[Data for this task]
══════

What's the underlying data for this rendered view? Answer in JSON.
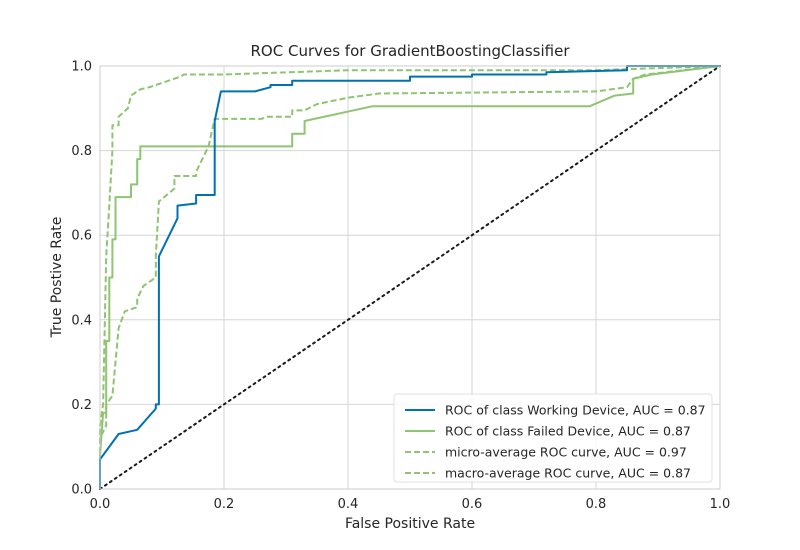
{
  "chart_data": {
    "type": "line",
    "title": "ROC Curves for GradientBoostingClassifier",
    "xlabel": "False Positive Rate",
    "ylabel": "True Postive Rate",
    "xlim": [
      0,
      1
    ],
    "ylim": [
      0,
      1
    ],
    "x_ticks": [
      "0.0",
      "0.2",
      "0.4",
      "0.6",
      "0.8",
      "1.0"
    ],
    "y_ticks": [
      "0.0",
      "0.2",
      "0.4",
      "0.6",
      "0.8",
      "1.0"
    ],
    "grid": true,
    "legend_position": "lower-right",
    "series": [
      {
        "name": "ROC of class Working Device, AUC = 0.87",
        "color": "#0072B2",
        "dash": "solid",
        "x": [
          0.0,
          0.0,
          0.03,
          0.03,
          0.06,
          0.06,
          0.09,
          0.09,
          0.095,
          0.095,
          0.125,
          0.125,
          0.155,
          0.155,
          0.185,
          0.185,
          0.195,
          0.215,
          0.215,
          0.25,
          0.275,
          0.275,
          0.31,
          0.31,
          0.5,
          0.5,
          0.6,
          0.6,
          0.72,
          0.72,
          0.85,
          0.85,
          1.0
        ],
        "y": [
          0.0,
          0.07,
          0.13,
          0.13,
          0.14,
          0.14,
          0.19,
          0.2,
          0.2,
          0.55,
          0.64,
          0.67,
          0.675,
          0.695,
          0.695,
          0.87,
          0.94,
          0.94,
          0.94,
          0.94,
          0.95,
          0.955,
          0.955,
          0.965,
          0.965,
          0.975,
          0.975,
          0.98,
          0.98,
          0.985,
          0.99,
          1.0,
          1.0
        ]
      },
      {
        "name": "ROC of class Failed Device, AUC = 0.87",
        "color": "#8FC470",
        "dash": "solid",
        "x": [
          0.0,
          0.0,
          0.005,
          0.01,
          0.01,
          0.015,
          0.015,
          0.02,
          0.02,
          0.025,
          0.025,
          0.03,
          0.03,
          0.04,
          0.05,
          0.05,
          0.06,
          0.06,
          0.065,
          0.065,
          0.31,
          0.31,
          0.33,
          0.33,
          0.44,
          0.79,
          0.83,
          0.86,
          0.86,
          0.89,
          1.0
        ],
        "y": [
          0.0,
          0.08,
          0.18,
          0.18,
          0.35,
          0.35,
          0.5,
          0.5,
          0.59,
          0.59,
          0.69,
          0.69,
          0.69,
          0.69,
          0.69,
          0.72,
          0.72,
          0.78,
          0.78,
          0.81,
          0.81,
          0.84,
          0.84,
          0.87,
          0.905,
          0.905,
          0.93,
          0.935,
          0.97,
          0.98,
          1.0
        ]
      },
      {
        "name": "micro-average ROC curve, AUC = 0.97",
        "color": "#8FC470",
        "dash": "dashed",
        "x": [
          0.0,
          0.0,
          0.005,
          0.01,
          0.015,
          0.02,
          0.02,
          0.03,
          0.03,
          0.045,
          0.05,
          0.06,
          0.065,
          0.08,
          0.1,
          0.12,
          0.13,
          0.135,
          0.2,
          0.4,
          0.6,
          0.8,
          0.9,
          1.0
        ],
        "y": [
          0.0,
          0.15,
          0.2,
          0.55,
          0.67,
          0.8,
          0.86,
          0.86,
          0.88,
          0.9,
          0.93,
          0.94,
          0.945,
          0.95,
          0.96,
          0.97,
          0.975,
          0.98,
          0.98,
          0.99,
          0.99,
          0.99,
          0.995,
          1.0
        ]
      },
      {
        "name": "macro-average ROC curve, AUC = 0.87",
        "color": "#8FC470",
        "dash": "dashed",
        "x": [
          0.0,
          0.0,
          0.01,
          0.01,
          0.02,
          0.03,
          0.04,
          0.06,
          0.06,
          0.07,
          0.08,
          0.09,
          0.09,
          0.095,
          0.12,
          0.12,
          0.155,
          0.155,
          0.175,
          0.185,
          0.21,
          0.26,
          0.27,
          0.31,
          0.31,
          0.33,
          0.35,
          0.4,
          0.45,
          0.8,
          0.85,
          0.86,
          0.88,
          1.0
        ],
        "y": [
          0.0,
          0.12,
          0.15,
          0.2,
          0.22,
          0.38,
          0.42,
          0.43,
          0.45,
          0.48,
          0.49,
          0.5,
          0.55,
          0.68,
          0.71,
          0.74,
          0.74,
          0.75,
          0.81,
          0.875,
          0.875,
          0.875,
          0.88,
          0.88,
          0.895,
          0.895,
          0.91,
          0.925,
          0.935,
          0.94,
          0.95,
          0.97,
          0.98,
          1.0
        ]
      }
    ],
    "reference_line": {
      "color": "#1a1a1a",
      "dash": "dotted",
      "x": [
        0,
        1
      ],
      "y": [
        0,
        1
      ]
    }
  }
}
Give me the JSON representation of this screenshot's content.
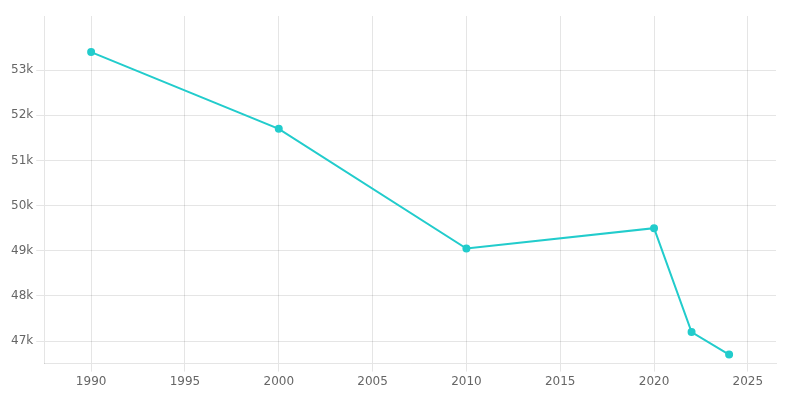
{
  "chart_data": {
    "type": "line",
    "x": [
      1990,
      2000,
      2010,
      2020,
      2022,
      2024
    ],
    "values": [
      53400,
      51700,
      49050,
      49500,
      47200,
      46700
    ],
    "color": "#22CCCC",
    "marker": "circle",
    "xlim": [
      1987.5,
      2026.5
    ],
    "xticks": [
      1990,
      1995,
      2000,
      2005,
      2010,
      2015,
      2020,
      2025
    ],
    "ylim": [
      46500,
      54200
    ],
    "yticks": [
      {
        "value": 47000,
        "label": "47k"
      },
      {
        "value": 48000,
        "label": "48k"
      },
      {
        "value": 49000,
        "label": "49k"
      },
      {
        "value": 50000,
        "label": "50k"
      },
      {
        "value": 51000,
        "label": "51k"
      },
      {
        "value": 52000,
        "label": "52k"
      },
      {
        "value": 53000,
        "label": "53k"
      }
    ],
    "grid": true
  }
}
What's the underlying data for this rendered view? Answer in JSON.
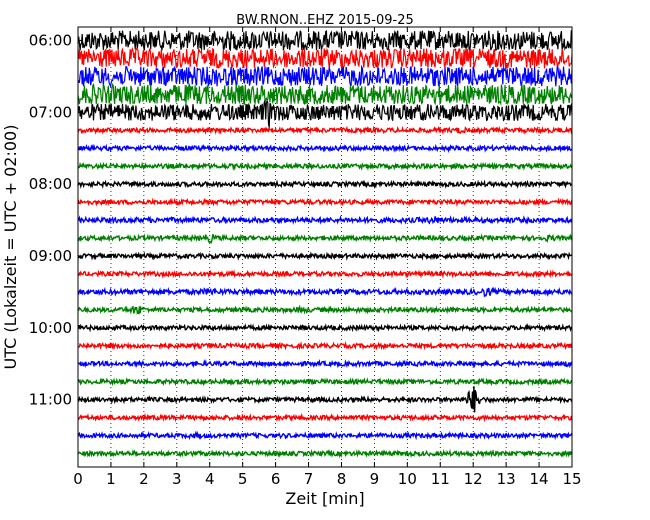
{
  "chart_data": {
    "type": "line",
    "title": "BW.RNON..EHZ 2015-09-25",
    "xlabel": "Zeit  [min]",
    "ylabel": "UTC (Lokalzeit = UTC + 02:00)",
    "xlim": [
      0,
      15
    ],
    "x_ticks": [
      "0",
      "1",
      "2",
      "3",
      "4",
      "5",
      "6",
      "7",
      "8",
      "9",
      "10",
      "11",
      "12",
      "13",
      "14",
      "15"
    ],
    "y_tick_labels": [
      "06:00",
      "07:00",
      "08:00",
      "09:00",
      "10:00",
      "11:00"
    ],
    "grid": "vertical dotted",
    "trace_colors": [
      "#000000",
      "#ff0000",
      "#0000ff",
      "#008000"
    ],
    "rows": [
      {
        "start": "06:00",
        "color": "black",
        "amplitude": 1.0
      },
      {
        "start": "06:15",
        "color": "red",
        "amplitude": 1.0
      },
      {
        "start": "06:30",
        "color": "blue",
        "amplitude": 1.0
      },
      {
        "start": "06:45",
        "color": "green",
        "amplitude": 1.0
      },
      {
        "start": "07:00",
        "color": "black",
        "amplitude": 0.85,
        "events": [
          {
            "t": 5.8,
            "amp": 1.6
          }
        ]
      },
      {
        "start": "07:15",
        "color": "red",
        "amplitude": 0.22,
        "events": [
          {
            "t": 11.6,
            "amp": 0.35
          }
        ]
      },
      {
        "start": "07:30",
        "color": "blue",
        "amplitude": 0.22,
        "events": [
          {
            "t": 3.3,
            "amp": 0.3
          }
        ]
      },
      {
        "start": "07:45",
        "color": "green",
        "amplitude": 0.22
      },
      {
        "start": "08:00",
        "color": "black",
        "amplitude": 0.22
      },
      {
        "start": "08:15",
        "color": "red",
        "amplitude": 0.22
      },
      {
        "start": "08:30",
        "color": "blue",
        "amplitude": 0.25,
        "events": [
          {
            "t": 10.8,
            "amp": 0.45
          }
        ]
      },
      {
        "start": "08:45",
        "color": "green",
        "amplitude": 0.22,
        "events": [
          {
            "t": 4.0,
            "amp": 0.5
          },
          {
            "t": 14.3,
            "amp": 0.35
          }
        ]
      },
      {
        "start": "09:00",
        "color": "black",
        "amplitude": 0.22
      },
      {
        "start": "09:15",
        "color": "red",
        "amplitude": 0.22,
        "events": [
          {
            "t": 9.6,
            "amp": 0.3
          }
        ]
      },
      {
        "start": "09:30",
        "color": "blue",
        "amplitude": 0.25,
        "events": [
          {
            "t": 4.0,
            "amp": 0.4
          },
          {
            "t": 12.4,
            "amp": 0.5
          }
        ]
      },
      {
        "start": "09:45",
        "color": "green",
        "amplitude": 0.22,
        "events": [
          {
            "t": 1.8,
            "amp": 0.55
          },
          {
            "t": 6.8,
            "amp": 0.35
          }
        ]
      },
      {
        "start": "10:00",
        "color": "black",
        "amplitude": 0.22
      },
      {
        "start": "10:15",
        "color": "red",
        "amplitude": 0.22
      },
      {
        "start": "10:30",
        "color": "blue",
        "amplitude": 0.22,
        "events": [
          {
            "t": 14.8,
            "amp": 0.3
          }
        ]
      },
      {
        "start": "10:45",
        "color": "green",
        "amplitude": 0.22
      },
      {
        "start": "11:00",
        "color": "black",
        "amplitude": 0.22,
        "events": [
          {
            "t": 12.0,
            "amp": 1.6
          }
        ]
      },
      {
        "start": "11:15",
        "color": "red",
        "amplitude": 0.22
      },
      {
        "start": "11:30",
        "color": "blue",
        "amplitude": 0.22,
        "events": [
          {
            "t": 3.6,
            "amp": 0.3
          }
        ]
      },
      {
        "start": "11:45",
        "color": "green",
        "amplitude": 0.22
      }
    ]
  }
}
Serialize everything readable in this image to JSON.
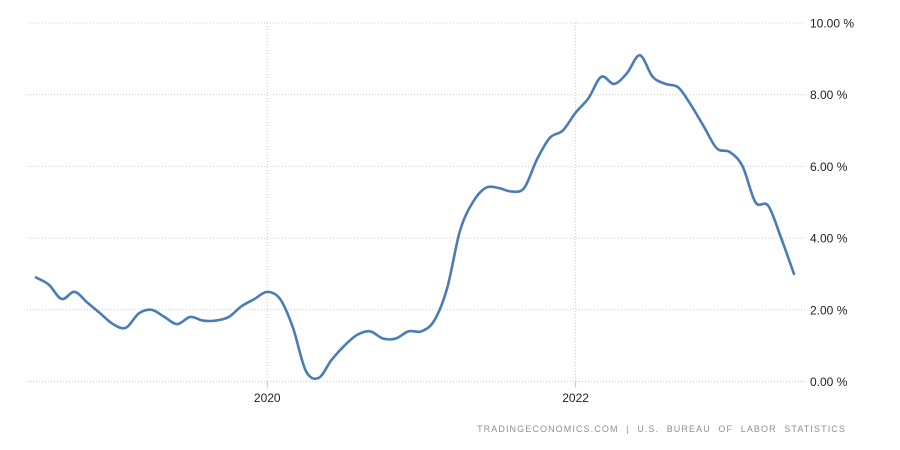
{
  "chart_data": {
    "type": "line",
    "x": [
      "2018-07",
      "2018-08",
      "2018-09",
      "2018-10",
      "2018-11",
      "2018-12",
      "2019-01",
      "2019-02",
      "2019-03",
      "2019-04",
      "2019-05",
      "2019-06",
      "2019-07",
      "2019-08",
      "2019-09",
      "2019-10",
      "2019-11",
      "2019-12",
      "2020-01",
      "2020-02",
      "2020-03",
      "2020-04",
      "2020-05",
      "2020-06",
      "2020-07",
      "2020-08",
      "2020-09",
      "2020-10",
      "2020-11",
      "2020-12",
      "2021-01",
      "2021-02",
      "2021-03",
      "2021-04",
      "2021-05",
      "2021-06",
      "2021-07",
      "2021-08",
      "2021-09",
      "2021-10",
      "2021-11",
      "2021-12",
      "2022-01",
      "2022-02",
      "2022-03",
      "2022-04",
      "2022-05",
      "2022-06",
      "2022-07",
      "2022-08",
      "2022-09",
      "2022-10",
      "2022-11",
      "2022-12",
      "2023-01",
      "2023-02",
      "2023-03",
      "2023-04",
      "2023-05",
      "2023-06"
    ],
    "values": [
      2.9,
      2.7,
      2.3,
      2.5,
      2.2,
      1.9,
      1.6,
      1.5,
      1.9,
      2.0,
      1.8,
      1.6,
      1.8,
      1.7,
      1.7,
      1.8,
      2.1,
      2.3,
      2.5,
      2.3,
      1.5,
      0.3,
      0.1,
      0.6,
      1.0,
      1.3,
      1.4,
      1.2,
      1.2,
      1.4,
      1.4,
      1.7,
      2.6,
      4.2,
      5.0,
      5.4,
      5.4,
      5.3,
      5.4,
      6.2,
      6.8,
      7.0,
      7.5,
      7.9,
      8.5,
      8.3,
      8.6,
      9.1,
      8.5,
      8.3,
      8.2,
      7.7,
      7.1,
      6.5,
      6.4,
      6.0,
      5.0,
      4.9,
      4.0,
      3.0
    ],
    "ylim": [
      0,
      10
    ],
    "y_ticks": [
      0,
      2,
      4,
      6,
      8,
      10
    ],
    "y_tick_labels": [
      "0.00 %",
      "2.00 %",
      "4.00 %",
      "6.00 %",
      "8.00 %",
      "10.00 %"
    ],
    "y_axis_side": "right",
    "x_ticks": [
      "2020-01",
      "2022-01"
    ],
    "x_tick_labels": [
      "2020",
      "2022"
    ],
    "grid": "dotted",
    "legend": "none",
    "line_color": "#4a7cb5",
    "grid_color": "#cccccc",
    "tick_color": "#c3c3c3",
    "tick_label_color": "#1f1f1f",
    "attribution_color": "#8f8f8f"
  },
  "footer": {
    "attribution": "TRADINGECONOMICS.COM | U.S. BUREAU OF LABOR STATISTICS"
  }
}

══════

[What is asked] From the entries above, pull out each line that includes "Rate".

[Problem solution]
    "xlabel": "False Positive Rate",
    "ylabel": "True Postive Rate",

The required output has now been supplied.